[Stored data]
_ _ _ _ _

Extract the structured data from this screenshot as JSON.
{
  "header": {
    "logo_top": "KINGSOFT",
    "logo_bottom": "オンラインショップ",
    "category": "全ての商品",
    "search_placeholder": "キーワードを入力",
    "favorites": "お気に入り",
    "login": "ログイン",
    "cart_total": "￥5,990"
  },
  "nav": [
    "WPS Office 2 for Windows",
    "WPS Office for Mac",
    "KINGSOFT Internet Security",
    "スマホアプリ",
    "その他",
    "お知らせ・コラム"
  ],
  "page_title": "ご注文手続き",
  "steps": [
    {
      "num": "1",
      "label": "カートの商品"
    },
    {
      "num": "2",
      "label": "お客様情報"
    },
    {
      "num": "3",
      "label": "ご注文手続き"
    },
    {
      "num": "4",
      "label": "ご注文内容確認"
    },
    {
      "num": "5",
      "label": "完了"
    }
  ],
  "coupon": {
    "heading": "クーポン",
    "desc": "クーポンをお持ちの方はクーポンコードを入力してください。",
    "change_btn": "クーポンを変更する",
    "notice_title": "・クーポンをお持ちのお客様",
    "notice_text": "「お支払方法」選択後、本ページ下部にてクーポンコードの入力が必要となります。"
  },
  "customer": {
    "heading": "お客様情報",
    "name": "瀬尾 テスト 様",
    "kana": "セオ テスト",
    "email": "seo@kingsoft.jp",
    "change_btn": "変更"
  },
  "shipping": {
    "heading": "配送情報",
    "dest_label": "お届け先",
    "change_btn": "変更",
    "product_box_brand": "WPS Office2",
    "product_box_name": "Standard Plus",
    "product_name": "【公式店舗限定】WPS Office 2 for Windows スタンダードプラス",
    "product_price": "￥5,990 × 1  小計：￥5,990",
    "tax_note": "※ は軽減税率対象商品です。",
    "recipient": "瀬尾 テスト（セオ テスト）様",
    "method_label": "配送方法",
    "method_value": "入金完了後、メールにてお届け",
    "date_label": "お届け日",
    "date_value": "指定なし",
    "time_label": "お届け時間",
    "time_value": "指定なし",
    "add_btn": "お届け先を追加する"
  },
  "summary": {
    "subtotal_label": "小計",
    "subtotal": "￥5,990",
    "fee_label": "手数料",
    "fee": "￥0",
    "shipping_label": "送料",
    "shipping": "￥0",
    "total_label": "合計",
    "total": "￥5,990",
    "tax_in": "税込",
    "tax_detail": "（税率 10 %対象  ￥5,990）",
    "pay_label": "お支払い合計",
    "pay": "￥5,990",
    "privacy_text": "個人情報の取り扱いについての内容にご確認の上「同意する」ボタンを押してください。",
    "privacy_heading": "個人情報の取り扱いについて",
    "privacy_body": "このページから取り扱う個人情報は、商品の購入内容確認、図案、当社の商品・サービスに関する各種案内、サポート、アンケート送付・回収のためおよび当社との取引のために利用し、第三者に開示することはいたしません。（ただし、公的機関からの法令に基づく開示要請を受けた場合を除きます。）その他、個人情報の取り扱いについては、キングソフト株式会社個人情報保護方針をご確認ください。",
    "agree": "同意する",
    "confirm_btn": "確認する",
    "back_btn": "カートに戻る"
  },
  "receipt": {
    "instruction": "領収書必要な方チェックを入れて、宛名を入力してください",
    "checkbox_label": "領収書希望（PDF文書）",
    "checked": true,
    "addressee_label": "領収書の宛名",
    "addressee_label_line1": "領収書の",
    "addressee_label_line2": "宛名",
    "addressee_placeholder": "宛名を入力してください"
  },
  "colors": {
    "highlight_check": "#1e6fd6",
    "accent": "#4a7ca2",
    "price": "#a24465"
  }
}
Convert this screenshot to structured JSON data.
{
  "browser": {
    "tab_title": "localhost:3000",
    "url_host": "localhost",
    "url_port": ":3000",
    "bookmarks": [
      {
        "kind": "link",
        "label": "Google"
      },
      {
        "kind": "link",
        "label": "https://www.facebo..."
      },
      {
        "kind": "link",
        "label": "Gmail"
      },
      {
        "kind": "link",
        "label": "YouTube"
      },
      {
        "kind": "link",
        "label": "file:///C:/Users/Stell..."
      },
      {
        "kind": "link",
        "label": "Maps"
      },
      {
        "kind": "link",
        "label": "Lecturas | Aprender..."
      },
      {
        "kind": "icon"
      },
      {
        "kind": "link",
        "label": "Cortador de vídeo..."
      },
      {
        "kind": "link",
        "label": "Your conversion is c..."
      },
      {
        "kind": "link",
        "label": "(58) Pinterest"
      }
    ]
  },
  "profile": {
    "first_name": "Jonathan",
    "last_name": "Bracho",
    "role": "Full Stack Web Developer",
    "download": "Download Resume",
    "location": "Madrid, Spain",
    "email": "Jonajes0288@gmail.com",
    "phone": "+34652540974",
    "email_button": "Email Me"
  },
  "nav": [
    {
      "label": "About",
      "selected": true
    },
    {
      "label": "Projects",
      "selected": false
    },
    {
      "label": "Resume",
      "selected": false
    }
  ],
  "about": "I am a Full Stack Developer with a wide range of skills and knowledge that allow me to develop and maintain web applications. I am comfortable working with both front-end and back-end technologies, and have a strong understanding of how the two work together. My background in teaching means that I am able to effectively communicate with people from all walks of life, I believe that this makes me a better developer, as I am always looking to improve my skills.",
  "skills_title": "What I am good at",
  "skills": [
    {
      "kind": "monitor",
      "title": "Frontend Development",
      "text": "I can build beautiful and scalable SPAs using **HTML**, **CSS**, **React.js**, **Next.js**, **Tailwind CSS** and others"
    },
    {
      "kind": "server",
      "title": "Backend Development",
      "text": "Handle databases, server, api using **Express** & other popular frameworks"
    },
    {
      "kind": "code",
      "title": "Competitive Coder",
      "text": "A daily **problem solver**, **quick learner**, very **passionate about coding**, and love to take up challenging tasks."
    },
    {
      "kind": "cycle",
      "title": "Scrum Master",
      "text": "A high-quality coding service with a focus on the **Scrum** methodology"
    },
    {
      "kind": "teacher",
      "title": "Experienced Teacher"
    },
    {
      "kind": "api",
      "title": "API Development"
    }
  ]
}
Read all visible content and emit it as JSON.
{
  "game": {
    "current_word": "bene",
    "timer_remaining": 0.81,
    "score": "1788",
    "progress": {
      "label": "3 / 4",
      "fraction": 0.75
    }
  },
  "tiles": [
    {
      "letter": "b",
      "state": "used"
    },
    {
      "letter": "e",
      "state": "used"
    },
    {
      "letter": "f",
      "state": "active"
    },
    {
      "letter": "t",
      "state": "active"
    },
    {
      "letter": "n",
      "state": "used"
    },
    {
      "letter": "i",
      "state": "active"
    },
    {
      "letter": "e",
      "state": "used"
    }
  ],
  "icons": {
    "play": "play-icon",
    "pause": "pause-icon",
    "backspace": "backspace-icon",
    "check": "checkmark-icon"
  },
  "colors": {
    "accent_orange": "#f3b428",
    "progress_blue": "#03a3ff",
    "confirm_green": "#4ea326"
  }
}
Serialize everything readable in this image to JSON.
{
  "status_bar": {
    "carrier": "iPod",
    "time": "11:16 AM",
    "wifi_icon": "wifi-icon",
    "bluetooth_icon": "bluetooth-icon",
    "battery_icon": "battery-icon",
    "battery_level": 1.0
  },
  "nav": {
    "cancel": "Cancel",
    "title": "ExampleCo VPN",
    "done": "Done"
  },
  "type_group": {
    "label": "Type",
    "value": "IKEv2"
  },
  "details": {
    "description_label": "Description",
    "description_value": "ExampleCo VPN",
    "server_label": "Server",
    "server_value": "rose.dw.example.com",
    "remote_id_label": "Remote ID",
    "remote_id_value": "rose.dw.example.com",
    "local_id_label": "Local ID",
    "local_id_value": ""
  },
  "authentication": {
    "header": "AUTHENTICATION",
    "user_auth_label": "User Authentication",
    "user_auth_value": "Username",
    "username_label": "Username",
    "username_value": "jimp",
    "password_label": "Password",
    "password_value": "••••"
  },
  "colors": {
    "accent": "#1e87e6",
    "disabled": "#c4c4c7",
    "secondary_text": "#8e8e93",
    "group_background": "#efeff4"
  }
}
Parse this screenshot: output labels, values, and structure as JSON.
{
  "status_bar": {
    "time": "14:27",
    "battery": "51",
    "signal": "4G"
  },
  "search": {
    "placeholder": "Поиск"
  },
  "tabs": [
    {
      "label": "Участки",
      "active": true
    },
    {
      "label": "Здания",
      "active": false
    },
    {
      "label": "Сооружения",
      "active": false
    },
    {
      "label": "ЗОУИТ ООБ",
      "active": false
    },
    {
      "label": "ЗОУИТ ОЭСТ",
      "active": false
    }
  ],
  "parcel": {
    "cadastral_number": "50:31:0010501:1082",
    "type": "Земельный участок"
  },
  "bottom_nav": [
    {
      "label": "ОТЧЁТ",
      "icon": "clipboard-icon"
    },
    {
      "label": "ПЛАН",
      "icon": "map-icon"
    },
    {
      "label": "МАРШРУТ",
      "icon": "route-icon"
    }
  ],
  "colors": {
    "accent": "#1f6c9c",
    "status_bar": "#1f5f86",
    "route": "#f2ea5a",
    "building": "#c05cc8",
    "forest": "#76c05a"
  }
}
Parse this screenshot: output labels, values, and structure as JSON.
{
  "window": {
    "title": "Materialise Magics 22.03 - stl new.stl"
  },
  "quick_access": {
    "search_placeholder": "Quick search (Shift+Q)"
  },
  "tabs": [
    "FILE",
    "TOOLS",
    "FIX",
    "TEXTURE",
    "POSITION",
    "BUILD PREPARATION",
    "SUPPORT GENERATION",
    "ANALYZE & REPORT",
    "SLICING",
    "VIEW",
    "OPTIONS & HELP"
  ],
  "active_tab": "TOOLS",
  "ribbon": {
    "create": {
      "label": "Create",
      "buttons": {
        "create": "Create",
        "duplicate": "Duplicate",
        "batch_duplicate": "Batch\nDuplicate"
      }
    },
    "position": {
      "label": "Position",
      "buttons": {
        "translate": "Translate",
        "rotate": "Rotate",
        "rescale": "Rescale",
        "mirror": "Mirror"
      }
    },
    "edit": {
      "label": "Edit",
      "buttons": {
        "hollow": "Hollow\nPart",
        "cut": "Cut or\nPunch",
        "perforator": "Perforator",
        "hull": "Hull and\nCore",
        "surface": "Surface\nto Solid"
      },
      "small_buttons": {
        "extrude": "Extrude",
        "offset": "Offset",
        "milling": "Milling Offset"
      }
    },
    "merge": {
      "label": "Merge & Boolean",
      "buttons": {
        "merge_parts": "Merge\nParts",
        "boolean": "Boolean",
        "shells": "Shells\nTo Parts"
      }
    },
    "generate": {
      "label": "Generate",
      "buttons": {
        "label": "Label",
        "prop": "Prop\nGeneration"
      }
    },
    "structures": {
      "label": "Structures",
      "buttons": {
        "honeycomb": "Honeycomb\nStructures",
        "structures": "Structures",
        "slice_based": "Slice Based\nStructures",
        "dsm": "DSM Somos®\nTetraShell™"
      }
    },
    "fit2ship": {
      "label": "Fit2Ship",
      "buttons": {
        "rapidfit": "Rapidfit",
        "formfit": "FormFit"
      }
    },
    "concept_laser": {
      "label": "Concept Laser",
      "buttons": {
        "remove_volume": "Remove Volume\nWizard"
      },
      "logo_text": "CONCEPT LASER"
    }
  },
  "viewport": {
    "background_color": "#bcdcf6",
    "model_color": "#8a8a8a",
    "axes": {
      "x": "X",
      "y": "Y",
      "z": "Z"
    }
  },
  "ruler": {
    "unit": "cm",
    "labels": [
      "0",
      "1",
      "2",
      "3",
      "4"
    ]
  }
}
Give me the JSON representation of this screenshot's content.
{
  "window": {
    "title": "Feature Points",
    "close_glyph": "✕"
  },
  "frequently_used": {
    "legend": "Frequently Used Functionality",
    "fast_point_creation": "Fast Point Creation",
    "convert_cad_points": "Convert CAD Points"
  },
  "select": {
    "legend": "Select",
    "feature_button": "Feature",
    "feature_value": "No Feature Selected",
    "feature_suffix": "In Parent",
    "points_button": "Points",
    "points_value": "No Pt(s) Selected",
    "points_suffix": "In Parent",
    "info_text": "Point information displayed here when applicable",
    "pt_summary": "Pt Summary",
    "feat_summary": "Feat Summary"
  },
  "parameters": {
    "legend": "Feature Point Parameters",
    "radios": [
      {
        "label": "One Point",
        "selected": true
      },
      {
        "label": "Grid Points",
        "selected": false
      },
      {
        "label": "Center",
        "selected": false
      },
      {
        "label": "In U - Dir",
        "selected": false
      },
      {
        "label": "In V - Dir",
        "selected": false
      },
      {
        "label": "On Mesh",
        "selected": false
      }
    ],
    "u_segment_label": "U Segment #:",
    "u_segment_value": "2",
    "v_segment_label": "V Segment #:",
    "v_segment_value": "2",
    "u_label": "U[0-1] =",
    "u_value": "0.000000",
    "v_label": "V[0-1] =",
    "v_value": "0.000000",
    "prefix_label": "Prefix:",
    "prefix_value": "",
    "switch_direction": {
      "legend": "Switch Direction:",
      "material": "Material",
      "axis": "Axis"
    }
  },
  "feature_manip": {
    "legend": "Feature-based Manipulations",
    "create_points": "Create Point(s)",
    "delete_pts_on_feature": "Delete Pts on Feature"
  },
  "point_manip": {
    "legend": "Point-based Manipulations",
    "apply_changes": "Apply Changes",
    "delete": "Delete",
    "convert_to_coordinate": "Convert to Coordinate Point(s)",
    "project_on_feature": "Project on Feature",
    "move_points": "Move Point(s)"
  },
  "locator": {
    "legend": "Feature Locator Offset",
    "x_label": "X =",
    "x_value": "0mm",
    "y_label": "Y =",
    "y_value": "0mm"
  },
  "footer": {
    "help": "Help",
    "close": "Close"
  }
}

_ _ _ _ _

Task statement:
Scan the lines for the string "this". Copy out each line that matches.

Answer in full:
Extract the structured data from this screenshot as JSON.
Convert this screenshot to structured JSON data.
  "about": "I am a Full Stack Developer with a wide range of skills and knowledge that allow me to develop and maintain web applications. I am comfortable working with both front-end and back-end technologies, and have a strong understanding of how the two work together. My background in teaching means that I am able to effectively communicate with people from all walks of life, I believe that this makes me a better developer, as I am always looking to improve my skills.",
Serialize everything readable in this image to JSON.
Parse this screenshot: output labels, values, and structure as JSON.
Parse this screenshot: output labels, values, and structure as JSON.
Give me the JSON representation of this screenshot's content.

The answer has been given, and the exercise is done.